Excerpted records:
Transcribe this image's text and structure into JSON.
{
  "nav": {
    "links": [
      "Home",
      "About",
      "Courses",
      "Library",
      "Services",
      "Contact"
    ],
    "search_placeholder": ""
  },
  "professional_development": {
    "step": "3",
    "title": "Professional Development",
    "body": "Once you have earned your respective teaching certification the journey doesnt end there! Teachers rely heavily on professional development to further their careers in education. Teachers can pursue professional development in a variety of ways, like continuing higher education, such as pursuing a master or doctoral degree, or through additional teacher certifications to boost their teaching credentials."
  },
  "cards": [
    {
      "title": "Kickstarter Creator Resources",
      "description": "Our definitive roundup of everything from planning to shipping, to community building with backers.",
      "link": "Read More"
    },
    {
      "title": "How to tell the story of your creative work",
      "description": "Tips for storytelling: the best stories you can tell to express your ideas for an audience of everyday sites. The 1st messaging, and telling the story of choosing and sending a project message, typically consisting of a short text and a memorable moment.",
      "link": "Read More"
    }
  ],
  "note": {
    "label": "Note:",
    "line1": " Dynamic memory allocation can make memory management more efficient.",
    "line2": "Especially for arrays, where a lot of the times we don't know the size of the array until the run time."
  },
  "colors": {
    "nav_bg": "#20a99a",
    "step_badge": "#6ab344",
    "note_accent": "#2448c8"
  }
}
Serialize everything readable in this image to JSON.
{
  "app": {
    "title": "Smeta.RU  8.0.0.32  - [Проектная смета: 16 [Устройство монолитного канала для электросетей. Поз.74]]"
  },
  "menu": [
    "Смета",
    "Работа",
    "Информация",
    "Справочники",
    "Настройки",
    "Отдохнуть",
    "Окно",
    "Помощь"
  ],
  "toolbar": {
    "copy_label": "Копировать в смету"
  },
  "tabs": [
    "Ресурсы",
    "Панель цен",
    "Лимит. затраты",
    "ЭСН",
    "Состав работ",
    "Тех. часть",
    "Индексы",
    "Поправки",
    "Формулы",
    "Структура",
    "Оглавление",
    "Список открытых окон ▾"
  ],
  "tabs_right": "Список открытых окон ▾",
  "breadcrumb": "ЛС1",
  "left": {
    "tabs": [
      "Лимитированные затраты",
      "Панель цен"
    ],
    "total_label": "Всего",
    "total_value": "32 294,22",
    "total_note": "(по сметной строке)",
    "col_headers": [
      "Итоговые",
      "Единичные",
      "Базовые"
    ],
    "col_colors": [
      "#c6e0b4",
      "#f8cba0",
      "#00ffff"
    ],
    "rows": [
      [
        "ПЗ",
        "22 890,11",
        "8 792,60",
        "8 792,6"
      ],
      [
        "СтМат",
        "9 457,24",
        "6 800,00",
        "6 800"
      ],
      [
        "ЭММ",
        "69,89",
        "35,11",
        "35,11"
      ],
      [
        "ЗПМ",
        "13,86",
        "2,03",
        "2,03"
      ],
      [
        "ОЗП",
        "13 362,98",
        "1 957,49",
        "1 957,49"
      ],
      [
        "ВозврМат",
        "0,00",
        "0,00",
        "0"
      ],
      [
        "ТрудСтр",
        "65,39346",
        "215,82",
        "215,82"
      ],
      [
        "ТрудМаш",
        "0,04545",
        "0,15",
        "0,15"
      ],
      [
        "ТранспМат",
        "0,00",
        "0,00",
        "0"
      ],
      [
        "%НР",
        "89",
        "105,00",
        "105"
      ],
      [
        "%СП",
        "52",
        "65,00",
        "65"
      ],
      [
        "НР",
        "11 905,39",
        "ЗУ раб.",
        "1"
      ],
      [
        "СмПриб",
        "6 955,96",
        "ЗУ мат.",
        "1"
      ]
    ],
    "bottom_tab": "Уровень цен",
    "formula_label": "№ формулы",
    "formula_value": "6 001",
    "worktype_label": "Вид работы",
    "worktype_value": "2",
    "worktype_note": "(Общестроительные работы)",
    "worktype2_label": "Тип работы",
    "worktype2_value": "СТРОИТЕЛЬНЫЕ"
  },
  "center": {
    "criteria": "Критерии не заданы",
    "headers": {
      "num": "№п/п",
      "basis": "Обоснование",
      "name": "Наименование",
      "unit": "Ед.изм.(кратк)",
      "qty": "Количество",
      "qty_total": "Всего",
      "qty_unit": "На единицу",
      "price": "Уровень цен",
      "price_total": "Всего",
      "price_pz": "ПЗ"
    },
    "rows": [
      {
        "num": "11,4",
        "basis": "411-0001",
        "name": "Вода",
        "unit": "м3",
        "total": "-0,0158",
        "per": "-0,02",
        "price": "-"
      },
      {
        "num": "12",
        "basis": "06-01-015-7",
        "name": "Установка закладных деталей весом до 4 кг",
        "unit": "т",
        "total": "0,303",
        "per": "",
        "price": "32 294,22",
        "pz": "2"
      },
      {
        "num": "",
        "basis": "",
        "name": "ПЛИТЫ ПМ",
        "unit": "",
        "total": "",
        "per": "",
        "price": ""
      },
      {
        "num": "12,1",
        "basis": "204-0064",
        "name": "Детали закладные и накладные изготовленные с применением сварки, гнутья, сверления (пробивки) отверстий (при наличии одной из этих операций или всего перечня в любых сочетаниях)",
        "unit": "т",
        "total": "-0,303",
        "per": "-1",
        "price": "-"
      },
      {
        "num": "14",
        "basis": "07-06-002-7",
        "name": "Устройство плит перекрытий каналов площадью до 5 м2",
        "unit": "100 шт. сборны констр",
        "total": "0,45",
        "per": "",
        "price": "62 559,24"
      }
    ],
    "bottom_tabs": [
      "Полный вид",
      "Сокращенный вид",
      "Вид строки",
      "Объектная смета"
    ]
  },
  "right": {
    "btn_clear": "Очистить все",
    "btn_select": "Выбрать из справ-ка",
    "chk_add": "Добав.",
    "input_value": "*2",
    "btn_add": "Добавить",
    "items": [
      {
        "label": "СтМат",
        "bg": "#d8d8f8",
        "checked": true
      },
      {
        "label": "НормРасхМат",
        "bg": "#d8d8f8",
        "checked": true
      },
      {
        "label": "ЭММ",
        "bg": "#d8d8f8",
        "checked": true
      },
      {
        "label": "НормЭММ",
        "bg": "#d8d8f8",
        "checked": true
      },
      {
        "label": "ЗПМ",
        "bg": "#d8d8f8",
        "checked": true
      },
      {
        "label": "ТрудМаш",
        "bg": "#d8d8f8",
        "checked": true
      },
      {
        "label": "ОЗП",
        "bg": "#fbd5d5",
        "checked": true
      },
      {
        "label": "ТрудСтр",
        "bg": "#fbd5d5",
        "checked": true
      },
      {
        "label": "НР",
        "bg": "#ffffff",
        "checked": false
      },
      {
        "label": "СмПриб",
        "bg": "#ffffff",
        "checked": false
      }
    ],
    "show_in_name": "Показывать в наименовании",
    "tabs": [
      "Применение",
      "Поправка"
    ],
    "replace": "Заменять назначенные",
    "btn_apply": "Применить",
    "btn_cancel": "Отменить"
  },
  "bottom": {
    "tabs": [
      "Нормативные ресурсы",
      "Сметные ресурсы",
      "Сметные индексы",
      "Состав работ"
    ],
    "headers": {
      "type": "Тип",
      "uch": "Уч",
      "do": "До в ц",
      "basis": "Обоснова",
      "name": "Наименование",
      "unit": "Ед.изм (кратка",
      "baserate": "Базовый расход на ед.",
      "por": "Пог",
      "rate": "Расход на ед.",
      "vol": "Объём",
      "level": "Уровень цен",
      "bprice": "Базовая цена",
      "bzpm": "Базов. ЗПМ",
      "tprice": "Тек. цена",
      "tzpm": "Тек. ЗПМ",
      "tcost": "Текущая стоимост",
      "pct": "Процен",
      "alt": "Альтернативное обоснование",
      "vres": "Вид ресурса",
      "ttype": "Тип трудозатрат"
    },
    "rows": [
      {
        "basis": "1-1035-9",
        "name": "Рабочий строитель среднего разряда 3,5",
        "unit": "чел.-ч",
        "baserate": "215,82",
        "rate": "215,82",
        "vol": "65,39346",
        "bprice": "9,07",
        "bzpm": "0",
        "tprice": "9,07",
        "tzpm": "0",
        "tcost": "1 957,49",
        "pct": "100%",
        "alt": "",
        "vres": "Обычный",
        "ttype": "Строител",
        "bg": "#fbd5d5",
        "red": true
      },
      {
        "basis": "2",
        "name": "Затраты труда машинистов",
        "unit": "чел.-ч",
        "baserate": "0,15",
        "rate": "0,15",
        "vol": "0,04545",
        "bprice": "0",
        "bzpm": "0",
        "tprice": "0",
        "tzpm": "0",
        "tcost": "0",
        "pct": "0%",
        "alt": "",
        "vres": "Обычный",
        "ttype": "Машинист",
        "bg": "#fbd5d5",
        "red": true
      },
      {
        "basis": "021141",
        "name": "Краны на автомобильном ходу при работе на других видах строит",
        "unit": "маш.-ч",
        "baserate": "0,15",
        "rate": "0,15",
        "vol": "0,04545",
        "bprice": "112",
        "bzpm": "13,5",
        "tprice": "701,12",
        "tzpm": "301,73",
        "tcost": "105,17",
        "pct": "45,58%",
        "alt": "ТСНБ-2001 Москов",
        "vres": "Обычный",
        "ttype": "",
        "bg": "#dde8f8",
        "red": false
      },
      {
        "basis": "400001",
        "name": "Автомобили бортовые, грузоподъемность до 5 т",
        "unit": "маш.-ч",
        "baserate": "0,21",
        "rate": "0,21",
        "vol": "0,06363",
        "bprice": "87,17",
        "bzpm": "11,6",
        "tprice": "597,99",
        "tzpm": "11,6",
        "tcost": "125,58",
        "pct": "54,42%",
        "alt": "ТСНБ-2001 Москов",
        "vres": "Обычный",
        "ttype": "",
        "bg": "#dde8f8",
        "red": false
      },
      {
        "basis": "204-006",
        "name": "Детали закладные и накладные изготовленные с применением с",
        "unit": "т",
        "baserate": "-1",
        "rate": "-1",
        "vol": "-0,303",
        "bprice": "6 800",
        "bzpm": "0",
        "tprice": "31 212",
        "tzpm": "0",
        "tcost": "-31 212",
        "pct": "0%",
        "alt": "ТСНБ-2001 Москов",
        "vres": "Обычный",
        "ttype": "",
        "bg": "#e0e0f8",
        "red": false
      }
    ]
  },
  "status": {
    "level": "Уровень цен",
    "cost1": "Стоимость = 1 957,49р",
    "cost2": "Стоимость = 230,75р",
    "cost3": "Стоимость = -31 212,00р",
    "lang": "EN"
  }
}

The task: Lines of the material that contain the word "title" are to be gathered.

Task result:
    "title": "Professional Development",
      "title": "Kickstarter Creator Resources",
      "title": "How to tell the story of your creative work",
    "title": "Smeta.RU  8.0.0.32  - [Проектная смета: 16 [Устройство монолитного канала для электросетей. Поз.74]]"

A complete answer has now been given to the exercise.